Instructions –
a: In the post about bandwagon books, what bestseller list does the writer say "Fifty Shades of Grey" is on?
b: Continue the post about bandwagon books from its final line.
-- Start Provided text --
Bandwagon Books and You!

I caved into peer pressure once again (see The Starvation Tournament) and started reading E. L. James’ novel “Fifty Shades of Grey,” the book that is a huge hit among millions of women around the country and, by some act of selling souls to the devil, on the New York Times Best-Seller list.

I started it yesterday and only got a few chapters in before my constant eye-rolling made me lose my place in the book. In my opinion, it’s bad writing. The character’s inner monologue is forced and contrived, and her dialog between the other characters doesn’t match her first-person perspective voice.

For example: “…given that I foisted on you at the last minute…”
“Crap!”
-- End Provided text --
-- Start Data entries --
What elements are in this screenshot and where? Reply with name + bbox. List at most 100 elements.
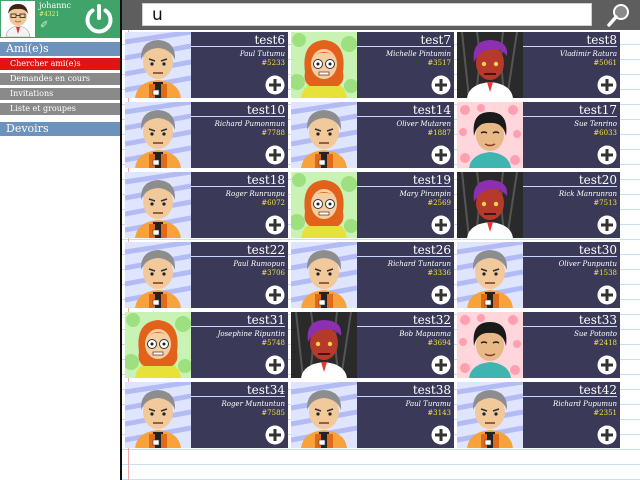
- friend-id: #3336: [427, 269, 451, 277]
- add-friend-plus-icon[interactable]: [431, 355, 451, 375]
- friend-avatar[interactable]: [125, 102, 191, 168]
- friend-avatar[interactable]: [125, 32, 191, 98]
- add-friend-plus-icon[interactable]: [597, 285, 617, 305]
- friend-result-card[interactable]: test8 Vladimir Ratura #5061: [457, 32, 620, 98]
- power-icon[interactable]: [82, 2, 116, 36]
- friend-result-card[interactable]: test14 Oliver Mutaren #1887: [291, 102, 454, 168]
- friend-id: #6072: [261, 199, 285, 207]
- friend-avatar[interactable]: [457, 312, 523, 378]
- friend-result-card[interactable]: test6 Paul Tutumu #5233: [125, 32, 288, 98]
- sidebar-item-invitations[interactable]: Invitations: [0, 88, 120, 100]
- add-friend-plus-icon[interactable]: [597, 145, 617, 165]
- friend-avatar[interactable]: [457, 172, 523, 238]
- friend-result-card[interactable]: test38 Paul Turamu #3143: [291, 382, 454, 448]
- add-friend-plus-icon[interactable]: [265, 215, 285, 235]
- add-friend-plus-icon[interactable]: [597, 425, 617, 445]
- sidebar-item-pending-requests[interactable]: Demandes en cours: [0, 73, 120, 85]
- friend-result-card[interactable]: test33 Sue Potonto #2418: [457, 312, 620, 378]
- card-divider: [523, 46, 617, 47]
- friend-id: #5748: [261, 339, 285, 347]
- add-friend-plus-icon[interactable]: [265, 355, 285, 375]
- friend-username: test6: [254, 33, 285, 47]
- add-friend-plus-icon[interactable]: [431, 285, 451, 305]
- add-friend-plus-icon[interactable]: [431, 425, 451, 445]
- friend-avatar[interactable]: [291, 382, 357, 448]
- friend-result-card[interactable]: test34 Roger Muntuntun #7585: [125, 382, 288, 448]
- friend-username: test18: [246, 173, 285, 187]
- friend-full-name: Paul Tutumu: [239, 50, 285, 58]
- add-friend-plus-icon[interactable]: [265, 425, 285, 445]
- friend-avatar[interactable]: [291, 312, 357, 378]
- friend-result-card[interactable]: test26 Richard Tuntarun #3336: [291, 242, 454, 308]
- friend-result-card[interactable]: test30 Oliver Punpuntu #1538: [457, 242, 620, 308]
- friend-full-name: Richard Tuntarun: [387, 260, 451, 268]
- friend-result-card[interactable]: test31 Josephine Ripuntin #5748: [125, 312, 288, 378]
- add-friend-plus-icon[interactable]: [431, 215, 451, 235]
- friend-avatar[interactable]: [125, 382, 191, 448]
- friend-avatar[interactable]: [125, 312, 191, 378]
- add-friend-plus-icon[interactable]: [265, 75, 285, 95]
- card-divider: [523, 396, 617, 397]
- friend-result-card[interactable]: test42 Richard Pupumun #2351: [457, 382, 620, 448]
- friend-result-card[interactable]: test18 Roger Runrunpu #6072: [125, 172, 288, 238]
- sidebar: johannc #4321 ✐ Ami(e)s Chercher ami(e)s…: [0, 0, 120, 480]
- add-friend-plus-icon[interactable]: [597, 75, 617, 95]
- search-input[interactable]: [143, 4, 591, 25]
- friend-result-card[interactable]: test32 Bob Mapunma #3694: [291, 312, 454, 378]
- friend-result-card[interactable]: test17 Sue Tenrino #6033: [457, 102, 620, 168]
- friend-avatar[interactable]: [457, 32, 523, 98]
- add-friend-plus-icon[interactable]: [265, 285, 285, 305]
- friend-result-card[interactable]: test10 Richard Pumonmun #7788: [125, 102, 288, 168]
- friend-full-name: Mary Pirunpin: [399, 190, 451, 198]
- pencil-icon[interactable]: ✐: [40, 20, 48, 31]
- friend-avatar[interactable]: [125, 242, 191, 308]
- magnifier-icon[interactable]: [606, 2, 632, 28]
- friend-full-name: Michelle Pintumin: [386, 50, 451, 58]
- friend-username: test17: [578, 103, 617, 117]
- profile-panel: johannc #4321 ✐: [0, 0, 120, 38]
- friend-username: test7: [420, 33, 451, 47]
- friend-avatar[interactable]: [291, 172, 357, 238]
- card-divider: [357, 186, 451, 187]
- friend-avatar[interactable]: [457, 242, 523, 308]
- friend-avatar[interactable]: [125, 172, 191, 238]
- profile-username: johannc: [39, 1, 72, 10]
- friend-full-name: Rick Manrunran: [558, 190, 617, 198]
- friend-avatar[interactable]: [291, 32, 357, 98]
- add-friend-plus-icon[interactable]: [597, 215, 617, 235]
- friend-result-card[interactable]: test20 Rick Manrunran #7513: [457, 172, 620, 238]
- section-friends[interactable]: Ami(e)s: [0, 42, 120, 56]
- card-divider: [357, 326, 451, 327]
- add-friend-plus-icon[interactable]: [265, 145, 285, 165]
- friend-username: test31: [246, 313, 285, 327]
- friend-result-card[interactable]: test19 Mary Pirunpin #2569: [291, 172, 454, 238]
- friend-avatar[interactable]: [291, 102, 357, 168]
- friend-username: test14: [412, 103, 451, 117]
- friend-avatar[interactable]: [457, 382, 523, 448]
- friend-username: test33: [578, 313, 617, 327]
- user-avatar[interactable]: [1, 1, 35, 37]
- friend-full-name: Bob Mapunma: [399, 330, 451, 338]
- section-homework[interactable]: Devoirs: [0, 122, 120, 136]
- add-friend-plus-icon[interactable]: [431, 75, 451, 95]
- add-friend-plus-icon[interactable]: [597, 355, 617, 375]
- add-friend-plus-icon[interactable]: [431, 145, 451, 165]
- friend-avatar[interactable]: [291, 242, 357, 308]
- friend-full-name: Richard Pupumun: [552, 400, 617, 408]
- sidebar-item-lists-groups[interactable]: Liste et groupes: [0, 103, 120, 115]
- friend-full-name: Richard Pumonmun: [214, 120, 285, 128]
- search-bar: [122, 0, 640, 30]
- friend-username: test30: [578, 243, 617, 257]
- results-area: test6 Paul Tutumu #5233 test7 Michelle Pintu…: [122, 30, 640, 480]
- friend-result-card[interactable]: test7 Michelle Pintumin #3517: [291, 32, 454, 98]
- friend-result-card[interactable]: test22 Paul Rumopun #3706: [125, 242, 288, 308]
- friend-id: #3706: [261, 269, 285, 277]
- results-grid: test6 Paul Tutumu #5233 test7 Michelle Pintu…: [125, 32, 623, 452]
- card-divider: [523, 116, 617, 117]
- card-divider: [191, 46, 285, 47]
- sidebar-item-search-friends[interactable]: Chercher ami(e)s: [0, 58, 120, 70]
- friend-avatar[interactable]: [457, 102, 523, 168]
- friend-id: #3694: [427, 339, 451, 347]
- friend-id: #1538: [593, 269, 617, 277]
- friend-username: test8: [586, 33, 617, 47]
-- End Data entries --
The replies –
a: The New York Times Best-Seller list.

b:
Foisted? what the fuck does that even mean? And then to use the word “crap” a total of six times in all the 23 pages I’ve read seems…out of place. If you’re going to whip out “smart” words like that, let’s utilize our thesaurus and find synonyms for “crap,” shall we? Cheese and crackers…

I feel like a douche for being so critical of this book. It’s a tawdry romance novel, which the fact I even considered reading it in the first place is nutty, but still. I understand this genre isn’t known for its Pulitzer Prize winning work, but good god. It’s insulting to me.

Why? Realize this novel’s demographic: women. Broken down further, probably stay-at-home moms between the ages of 25-45. It’s insulting because by using such poor writing prose, it’s implying that these women are uneducated baby makers who didn’t have time to go get themselves edgumicated at a fancy learning school, so therefore, they don’t care about how sloppily this novel is sluiced together.

I have an image how the pitch for this book went:
“Hi, I’m writing a series of three books. It’s about a rich, young businessman named Christian Grey and his befriending of a young, naïve woman named Anastasia Steele.”

“Boooooorrrrrriiiiiiinnnnng…”

“There’s S&M.”

“Signed!”

Thank you, Vintage Books.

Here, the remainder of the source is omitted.